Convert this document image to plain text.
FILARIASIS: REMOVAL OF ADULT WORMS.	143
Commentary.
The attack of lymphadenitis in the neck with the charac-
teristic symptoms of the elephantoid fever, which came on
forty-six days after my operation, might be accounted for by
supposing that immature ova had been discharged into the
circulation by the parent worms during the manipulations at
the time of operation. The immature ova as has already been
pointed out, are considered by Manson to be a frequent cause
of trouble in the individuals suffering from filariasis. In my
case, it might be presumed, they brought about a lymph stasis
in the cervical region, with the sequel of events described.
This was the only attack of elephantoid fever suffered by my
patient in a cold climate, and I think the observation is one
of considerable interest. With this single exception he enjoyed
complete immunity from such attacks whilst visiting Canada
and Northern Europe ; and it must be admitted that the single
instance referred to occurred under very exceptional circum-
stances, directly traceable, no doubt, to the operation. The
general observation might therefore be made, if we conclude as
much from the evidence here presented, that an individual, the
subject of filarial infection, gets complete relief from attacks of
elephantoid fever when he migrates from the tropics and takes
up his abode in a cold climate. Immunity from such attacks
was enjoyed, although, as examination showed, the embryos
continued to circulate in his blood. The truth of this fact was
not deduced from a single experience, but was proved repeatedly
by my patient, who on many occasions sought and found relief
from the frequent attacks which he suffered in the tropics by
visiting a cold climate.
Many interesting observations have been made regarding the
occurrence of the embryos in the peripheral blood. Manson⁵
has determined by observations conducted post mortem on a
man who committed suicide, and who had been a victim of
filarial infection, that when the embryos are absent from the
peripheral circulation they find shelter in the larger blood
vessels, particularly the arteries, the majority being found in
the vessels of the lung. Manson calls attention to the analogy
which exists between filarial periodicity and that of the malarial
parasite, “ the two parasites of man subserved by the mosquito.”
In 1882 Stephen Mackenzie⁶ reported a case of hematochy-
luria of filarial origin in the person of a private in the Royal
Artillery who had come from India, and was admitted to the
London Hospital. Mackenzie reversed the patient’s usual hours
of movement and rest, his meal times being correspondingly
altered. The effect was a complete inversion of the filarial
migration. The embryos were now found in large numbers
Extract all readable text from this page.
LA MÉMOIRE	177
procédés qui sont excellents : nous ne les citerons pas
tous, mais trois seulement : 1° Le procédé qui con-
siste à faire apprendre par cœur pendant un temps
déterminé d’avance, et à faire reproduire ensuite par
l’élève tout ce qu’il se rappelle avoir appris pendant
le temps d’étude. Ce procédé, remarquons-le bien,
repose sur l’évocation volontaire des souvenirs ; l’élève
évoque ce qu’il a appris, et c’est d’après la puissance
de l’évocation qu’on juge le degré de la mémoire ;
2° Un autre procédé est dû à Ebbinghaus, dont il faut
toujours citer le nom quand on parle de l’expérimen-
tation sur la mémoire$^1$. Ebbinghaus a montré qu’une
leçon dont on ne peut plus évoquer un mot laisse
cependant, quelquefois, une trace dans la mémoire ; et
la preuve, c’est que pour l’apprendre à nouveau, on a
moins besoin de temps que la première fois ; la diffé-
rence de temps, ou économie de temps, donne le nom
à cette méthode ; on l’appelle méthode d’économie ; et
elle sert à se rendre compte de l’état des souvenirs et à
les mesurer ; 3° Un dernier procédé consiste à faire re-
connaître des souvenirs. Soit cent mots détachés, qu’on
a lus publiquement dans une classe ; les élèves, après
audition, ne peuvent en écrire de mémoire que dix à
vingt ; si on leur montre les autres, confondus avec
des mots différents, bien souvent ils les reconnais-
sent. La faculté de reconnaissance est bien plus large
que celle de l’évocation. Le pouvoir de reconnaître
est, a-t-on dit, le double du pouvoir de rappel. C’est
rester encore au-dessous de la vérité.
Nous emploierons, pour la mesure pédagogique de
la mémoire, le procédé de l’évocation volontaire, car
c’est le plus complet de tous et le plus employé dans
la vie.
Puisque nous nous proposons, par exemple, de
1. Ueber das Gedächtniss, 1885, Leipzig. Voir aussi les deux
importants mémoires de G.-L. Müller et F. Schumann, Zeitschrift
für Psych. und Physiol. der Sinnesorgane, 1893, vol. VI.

------------

Go back to the listing above and please repeat it exactly.

• [EXERCISE RESPONSE]:
Convert this document image to plain text.
FILARIASIS: REMOVAL OF ADULT WORMS.	143
Commentary.
The attack of lymphadenitis in the neck with the charac-
teristic symptoms of the elephantoid fever, which came on
forty-six days after my operation, might be accounted for by
supposing that immature ova had been discharged into the
circulation by the parent worms during the manipulations at
the time of operation. The immature ova as has already been
pointed out, are considered by Manson to be a frequent cause
of trouble in the individuals suffering from filariasis. In my
case, it might be presumed, they brought about a lymph stasis
in the cervical region, with the sequel of events described.
This was the only attack of elephantoid fever suffered by my
patient in a cold climate, and I think the observation is one
of considerable interest. With this single exception he enjoyed
complete immunity from such attacks whilst visiting Canada
and Northern Europe ; and it must be admitted that the single
instance referred to occurred under very exceptional circum-
stances, directly traceable, no doubt, to the operation. The
general observation might therefore be made, if we conclude as
much from the evidence here presented, that an individual, the
subject of filarial infection, gets complete relief from attacks of
elephantoid fever when he migrates from the tropics and takes
up his abode in a cold climate. Immunity from such attacks
was enjoyed, although, as examination showed, the embryos
continued to circulate in his blood. The truth of this fact was
not deduced from a single experience, but was proved repeatedly
by my patient, who on many occasions sought and found relief
from the frequent attacks which he suffered in the tropics by
visiting a cold climate.
Many interesting observations have been made regarding the
occurrence of the embryos in the peripheral blood. Manson⁵
has determined by observations conducted post mortem on a
man who committed suicide, and who had been a victim of
filarial infection, that when the embryos are absent from the
peripheral circulation they find shelter in the larger blood
vessels, particularly the arteries, the majority being found in
the vessels of the lung. Manson calls attention to the analogy
which exists between filarial periodicity and that of the malarial
parasite, “ the two parasites of man subserved by the mosquito.”
In 1882 Stephen Mackenzie⁶ reported a case of hematochy-
luria of filarial origin in the person of a private in the Royal
Artillery who had come from India, and was admitted to the
London Hospital. Mackenzie reversed the patient’s usual hours
of movement and rest, his meal times being correspondingly
altered. The effect was a complete inversion of the filarial
migration. The embryos were now found in large numbers
Extract all readable text from this page.
LA MÉMOIRE	177
procédés qui sont excellents : nous ne les citerons pas
tous, mais trois seulement : 1° Le procédé qui con-
siste à faire apprendre par cœur pendant un temps
déterminé d’avance, et à faire reproduire ensuite par
l’élève tout ce qu’il se rappelle avoir appris pendant
le temps d’étude. Ce procédé, remarquons-le bien,
repose sur l’évocation volontaire des souvenirs ; l’élève
évoque ce qu’il a appris, et c’est d’après la puissance
de l’évocation qu’on juge le degré de la mémoire ;
2° Un autre procédé est dû à Ebbinghaus, dont il faut
toujours citer le nom quand on parle de l’expérimen-
tation sur la mémoire$^1$. Ebbinghaus a montré qu’une
leçon dont on ne peut plus évoquer un mot laisse
cependant, quelquefois, une trace dans la mémoire ; et
la preuve, c’est que pour l’apprendre à nouveau, on a
moins besoin de temps que la première fois ; la diffé-
rence de temps, ou économie de temps, donne le nom
à cette méthode ; on l’appelle méthode d’économie ; et
elle sert à se rendre compte de l’état des souvenirs et à
les mesurer ; 3° Un dernier procédé consiste à faire re-
connaître des souvenirs. Soit cent mots détachés, qu’on
a lus publiquement dans une classe ; les élèves, après
audition, ne peuvent en écrire de mémoire que dix à
vingt ; si on leur montre les autres, confondus avec
des mots différents, bien souvent ils les reconnais-
sent. La faculté de reconnaissance est bien plus large
que celle de l’évocation. Le pouvoir de reconnaître
est, a-t-on dit, le double du pouvoir de rappel. C’est
rester encore au-dessous de la vérité.
Nous emploierons, pour la mesure pédagogique de
la mémoire, le procédé de l’évocation volontaire, car
c’est le plus complet de tous et le plus employé dans
la vie.
Puisque nous nous proposons, par exemple, de
1. Ueber das Gedächtniss, 1885, Leipzig. Voir aussi les deux
importants mémoires de G.-L. Müller et F. Schumann, Zeitschrift
für Psych. und Physiol. der Sinnesorgane, 1893, vol. VI.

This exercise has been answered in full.